### What to do
A verbatim copy of the records is required, with all pictures left out.

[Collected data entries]
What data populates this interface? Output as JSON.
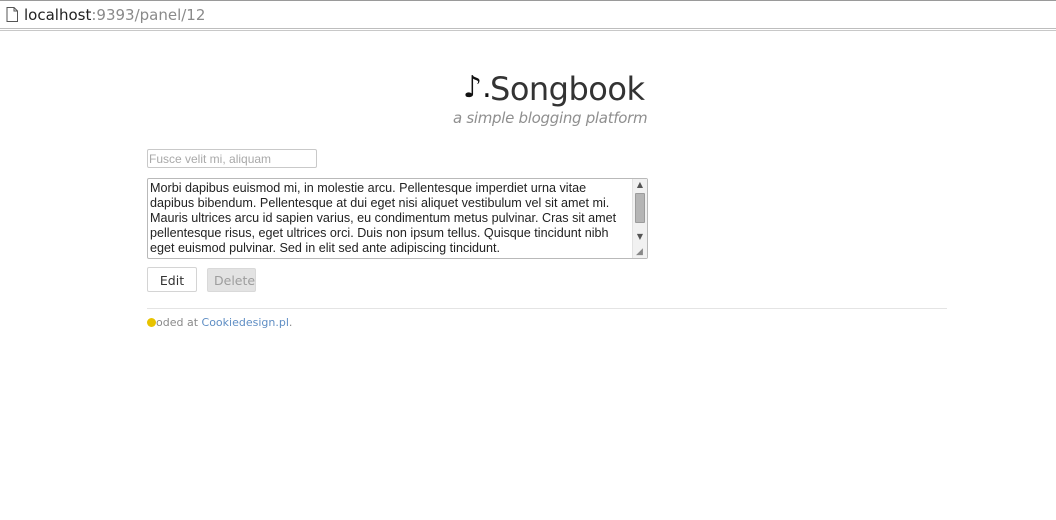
{
  "browser": {
    "url_host": "localhost",
    "url_rest": ":9393/panel/12",
    "page_icon": "page-icon"
  },
  "header": {
    "logo_icon": "♪.",
    "title": "Songbook",
    "subtitle": "a simple blogging platform"
  },
  "form": {
    "title_placeholder": "Fusce velit mi, aliquam",
    "title_value": "",
    "body_text": "Morbi dapibus euismod mi, in molestie arcu. Pellentesque imperdiet urna vitae dapibus bibendum. Pellentesque at dui eget nisi aliquet vestibulum vel sit amet mi. Mauris ultrices arcu id sapien varius, eu condimentum metus pulvinar. Cras sit amet pellentesque risus, eget ultrices orci. Duis non ipsum tellus. Quisque tincidunt nibh eget euismod pulvinar. Sed in elit sed ante adipiscing tincidunt.",
    "edit_label": "Edit",
    "delete_label": "Delete"
  },
  "footer": {
    "icon": "cookie-icon",
    "text": "oded at ",
    "link_label": "Cookiedesign.pl",
    "suffix": "."
  },
  "colors": {
    "link": "#5f8ec4",
    "cookie": "#e8c300",
    "delete_bg": "#e3e3e3"
  }
}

### Solution
What data populates this interface? Output as JSON.
{
  "browser": {
    "url_host": "localhost",
    "url_rest": ":9393/panel/12",
    "page_icon": "page-icon"
  },
  "header": {
    "logo_icon": "♪.",
    "title": "Songbook",
    "subtitle": "a simple blogging platform"
  },
  "form": {
    "title_placeholder": "Fusce velit mi, aliquam",
    "title_value": "",
    "body_text": "Morbi dapibus euismod mi, in molestie arcu. Pellentesque imperdiet urna vitae dapibus bibendum. Pellentesque at dui eget nisi aliquet vestibulum vel sit amet mi. Mauris ultrices arcu id sapien varius, eu condimentum metus pulvinar. Cras sit amet pellentesque risus, eget ultrices orci. Duis non ipsum tellus. Quisque tincidunt nibh eget euismod pulvinar. Sed in elit sed ante adipiscing tincidunt.",
    "edit_label": "Edit",
    "delete_label": "Delete"
  },
  "footer": {
    "icon": "cookie-icon",
    "text": "oded at ",
    "link_label": "Cookiedesign.pl",
    "suffix": "."
  },
  "colors": {
    "link": "#5f8ec4",
    "cookie": "#e8c300",
    "delete_bg": "#e3e3e3"
  }
}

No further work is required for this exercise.